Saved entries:
.....
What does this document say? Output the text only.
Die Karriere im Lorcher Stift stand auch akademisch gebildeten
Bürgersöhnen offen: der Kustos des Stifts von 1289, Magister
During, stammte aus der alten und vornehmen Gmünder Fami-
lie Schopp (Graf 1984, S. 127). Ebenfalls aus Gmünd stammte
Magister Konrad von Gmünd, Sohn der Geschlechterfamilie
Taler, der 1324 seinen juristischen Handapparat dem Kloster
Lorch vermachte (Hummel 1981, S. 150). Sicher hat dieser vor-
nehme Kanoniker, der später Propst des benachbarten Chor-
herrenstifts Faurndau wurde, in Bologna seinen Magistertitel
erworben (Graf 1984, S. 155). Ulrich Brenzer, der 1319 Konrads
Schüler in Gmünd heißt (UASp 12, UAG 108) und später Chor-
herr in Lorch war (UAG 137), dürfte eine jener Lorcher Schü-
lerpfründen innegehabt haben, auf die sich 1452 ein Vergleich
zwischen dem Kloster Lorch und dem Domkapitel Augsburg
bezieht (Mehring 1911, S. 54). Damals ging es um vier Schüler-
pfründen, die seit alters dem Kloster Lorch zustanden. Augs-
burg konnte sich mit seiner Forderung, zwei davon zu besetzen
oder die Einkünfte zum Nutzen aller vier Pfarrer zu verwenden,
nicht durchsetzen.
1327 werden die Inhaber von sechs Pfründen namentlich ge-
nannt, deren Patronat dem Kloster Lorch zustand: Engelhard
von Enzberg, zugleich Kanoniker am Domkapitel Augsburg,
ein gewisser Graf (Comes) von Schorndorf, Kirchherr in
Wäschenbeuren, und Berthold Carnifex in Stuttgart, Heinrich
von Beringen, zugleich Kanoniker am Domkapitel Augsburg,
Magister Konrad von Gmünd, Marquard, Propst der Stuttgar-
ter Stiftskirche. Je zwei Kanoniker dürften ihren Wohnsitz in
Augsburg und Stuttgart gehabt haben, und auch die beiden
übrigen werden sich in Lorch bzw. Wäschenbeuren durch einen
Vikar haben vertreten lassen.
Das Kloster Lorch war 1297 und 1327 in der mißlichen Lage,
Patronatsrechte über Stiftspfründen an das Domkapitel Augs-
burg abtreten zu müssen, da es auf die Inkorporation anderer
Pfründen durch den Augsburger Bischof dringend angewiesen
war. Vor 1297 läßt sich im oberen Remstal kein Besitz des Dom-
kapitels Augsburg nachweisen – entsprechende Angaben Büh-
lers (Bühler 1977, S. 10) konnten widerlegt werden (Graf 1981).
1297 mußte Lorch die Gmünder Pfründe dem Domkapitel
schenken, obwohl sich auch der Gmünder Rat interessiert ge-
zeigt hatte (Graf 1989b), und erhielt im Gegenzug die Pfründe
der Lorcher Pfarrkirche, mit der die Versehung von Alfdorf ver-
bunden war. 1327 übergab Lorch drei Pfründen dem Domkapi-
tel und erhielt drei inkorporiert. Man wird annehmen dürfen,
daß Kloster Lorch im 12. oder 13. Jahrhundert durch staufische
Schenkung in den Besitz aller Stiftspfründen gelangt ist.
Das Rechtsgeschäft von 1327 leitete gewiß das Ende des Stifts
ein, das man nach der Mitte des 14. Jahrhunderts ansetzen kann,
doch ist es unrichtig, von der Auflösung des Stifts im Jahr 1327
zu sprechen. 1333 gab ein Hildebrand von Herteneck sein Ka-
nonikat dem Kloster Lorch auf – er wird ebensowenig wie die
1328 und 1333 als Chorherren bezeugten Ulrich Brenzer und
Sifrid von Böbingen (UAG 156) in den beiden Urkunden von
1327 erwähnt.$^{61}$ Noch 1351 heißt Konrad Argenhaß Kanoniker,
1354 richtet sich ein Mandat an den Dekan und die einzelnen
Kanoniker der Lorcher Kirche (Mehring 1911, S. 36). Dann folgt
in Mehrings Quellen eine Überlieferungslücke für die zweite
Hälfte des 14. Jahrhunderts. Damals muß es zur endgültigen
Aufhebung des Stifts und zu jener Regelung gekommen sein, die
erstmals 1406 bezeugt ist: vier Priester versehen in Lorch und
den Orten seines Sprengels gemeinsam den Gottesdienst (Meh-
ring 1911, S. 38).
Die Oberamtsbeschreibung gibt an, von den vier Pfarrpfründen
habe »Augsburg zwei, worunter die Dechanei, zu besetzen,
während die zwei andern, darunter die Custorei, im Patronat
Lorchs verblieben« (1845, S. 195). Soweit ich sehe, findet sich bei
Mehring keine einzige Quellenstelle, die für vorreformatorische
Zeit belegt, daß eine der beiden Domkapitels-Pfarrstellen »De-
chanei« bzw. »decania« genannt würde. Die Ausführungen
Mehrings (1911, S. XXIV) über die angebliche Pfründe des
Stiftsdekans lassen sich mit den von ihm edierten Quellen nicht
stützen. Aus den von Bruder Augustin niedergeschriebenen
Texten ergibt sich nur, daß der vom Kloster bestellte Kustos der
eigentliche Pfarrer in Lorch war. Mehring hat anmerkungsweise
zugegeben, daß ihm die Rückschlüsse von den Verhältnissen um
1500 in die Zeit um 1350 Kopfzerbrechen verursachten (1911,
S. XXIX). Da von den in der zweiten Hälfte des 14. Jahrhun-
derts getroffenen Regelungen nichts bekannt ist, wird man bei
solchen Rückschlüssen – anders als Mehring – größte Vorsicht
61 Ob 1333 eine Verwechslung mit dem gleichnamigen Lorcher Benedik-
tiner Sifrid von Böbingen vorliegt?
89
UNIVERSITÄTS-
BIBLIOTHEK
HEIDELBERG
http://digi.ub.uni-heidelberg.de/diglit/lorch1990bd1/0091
.....
TO DO:
Retype all of the material above with every character intact.

FINISHED TASK:
What does this document say? Output the text only.
Die Karriere im Lorcher Stift stand auch akademisch gebildeten
Bürgersöhnen offen: der Kustos des Stifts von 1289, Magister
During, stammte aus der alten und vornehmen Gmünder Fami-
lie Schopp (Graf 1984, S. 127). Ebenfalls aus Gmünd stammte
Magister Konrad von Gmünd, Sohn der Geschlechterfamilie
Taler, der 1324 seinen juristischen Handapparat dem Kloster
Lorch vermachte (Hummel 1981, S. 150). Sicher hat dieser vor-
nehme Kanoniker, der später Propst des benachbarten Chor-
herrenstifts Faurndau wurde, in Bologna seinen Magistertitel
erworben (Graf 1984, S. 155). Ulrich Brenzer, der 1319 Konrads
Schüler in Gmünd heißt (UASp 12, UAG 108) und später Chor-
herr in Lorch war (UAG 137), dürfte eine jener Lorcher Schü-
lerpfründen innegehabt haben, auf die sich 1452 ein Vergleich
zwischen dem Kloster Lorch und dem Domkapitel Augsburg
bezieht (Mehring 1911, S. 54). Damals ging es um vier Schüler-
pfründen, die seit alters dem Kloster Lorch zustanden. Augs-
burg konnte sich mit seiner Forderung, zwei davon zu besetzen
oder die Einkünfte zum Nutzen aller vier Pfarrer zu verwenden,
nicht durchsetzen.
1327 werden die Inhaber von sechs Pfründen namentlich ge-
nannt, deren Patronat dem Kloster Lorch zustand: Engelhard
von Enzberg, zugleich Kanoniker am Domkapitel Augsburg,
ein gewisser Graf (Comes) von Schorndorf, Kirchherr in
Wäschenbeuren, und Berthold Carnifex in Stuttgart, Heinrich
von Beringen, zugleich Kanoniker am Domkapitel Augsburg,
Magister Konrad von Gmünd, Marquard, Propst der Stuttgar-
ter Stiftskirche. Je zwei Kanoniker dürften ihren Wohnsitz in
Augsburg und Stuttgart gehabt haben, und auch die beiden
übrigen werden sich in Lorch bzw. Wäschenbeuren durch einen
Vikar haben vertreten lassen.
Das Kloster Lorch war 1297 und 1327 in der mißlichen Lage,
Patronatsrechte über Stiftspfründen an das Domkapitel Augs-
burg abtreten zu müssen, da es auf die Inkorporation anderer
Pfründen durch den Augsburger Bischof dringend angewiesen
war. Vor 1297 läßt sich im oberen Remstal kein Besitz des Dom-
kapitels Augsburg nachweisen – entsprechende Angaben Büh-
lers (Bühler 1977, S. 10) konnten widerlegt werden (Graf 1981).
1297 mußte Lorch die Gmünder Pfründe dem Domkapitel
schenken, obwohl sich auch der Gmünder Rat interessiert ge-
zeigt hatte (Graf 1989b), und erhielt im Gegenzug die Pfründe
der Lorcher Pfarrkirche, mit der die Versehung von Alfdorf ver-
bunden war. 1327 übergab Lorch drei Pfründen dem Domkapi-
tel und erhielt drei inkorporiert. Man wird annehmen dürfen,
daß Kloster Lorch im 12. oder 13. Jahrhundert durch staufische
Schenkung in den Besitz aller Stiftspfründen gelangt ist.
Das Rechtsgeschäft von 1327 leitete gewiß das Ende des Stifts
ein, das man nach der Mitte des 14. Jahrhunderts ansetzen kann,
doch ist es unrichtig, von der Auflösung des Stifts im Jahr 1327
zu sprechen. 1333 gab ein Hildebrand von Herteneck sein Ka-
nonikat dem Kloster Lorch auf – er wird ebensowenig wie die
1328 und 1333 als Chorherren bezeugten Ulrich Brenzer und
Sifrid von Böbingen (UAG 156) in den beiden Urkunden von
1327 erwähnt.$^{61}$ Noch 1351 heißt Konrad Argenhaß Kanoniker,
1354 richtet sich ein Mandat an den Dekan und die einzelnen
Kanoniker der Lorcher Kirche (Mehring 1911, S. 36). Dann folgt
in Mehrings Quellen eine Überlieferungslücke für die zweite
Hälfte des 14. Jahrhunderts. Damals muß es zur endgültigen
Aufhebung des Stifts und zu jener Regelung gekommen sein, die
erstmals 1406 bezeugt ist: vier Priester versehen in Lorch und
den Orten seines Sprengels gemeinsam den Gottesdienst (Meh-
ring 1911, S. 38).
Die Oberamtsbeschreibung gibt an, von den vier Pfarrpfründen
habe »Augsburg zwei, worunter die Dechanei, zu besetzen,
während die zwei andern, darunter die Custorei, im Patronat
Lorchs verblieben« (1845, S. 195). Soweit ich sehe, findet sich bei
Mehring keine einzige Quellenstelle, die für vorreformatorische
Zeit belegt, daß eine der beiden Domkapitels-Pfarrstellen »De-
chanei« bzw. »decania« genannt würde. Die Ausführungen
Mehrings (1911, S. XXIV) über die angebliche Pfründe des
Stiftsdekans lassen sich mit den von ihm edierten Quellen nicht
stützen. Aus den von Bruder Augustin niedergeschriebenen
Texten ergibt sich nur, daß der vom Kloster bestellte Kustos der
eigentliche Pfarrer in Lorch war. Mehring hat anmerkungsweise
zugegeben, daß ihm die Rückschlüsse von den Verhältnissen um
1500 in die Zeit um 1350 Kopfzerbrechen verursachten (1911,
S. XXIX). Da von den in der zweiten Hälfte des 14. Jahrhun-
derts getroffenen Regelungen nichts bekannt ist, wird man bei
solchen Rückschlüssen – anders als Mehring – größte Vorsicht
61 Ob 1333 eine Verwechslung mit dem gleichnamigen Lorcher Benedik-
tiner Sifrid von Böbingen vorliegt?
89
UNIVERSITÄTS-
BIBLIOTHEK
HEIDELBERG
http://digi.ub.uni-heidelberg.de/diglit/lorch1990bd1/0091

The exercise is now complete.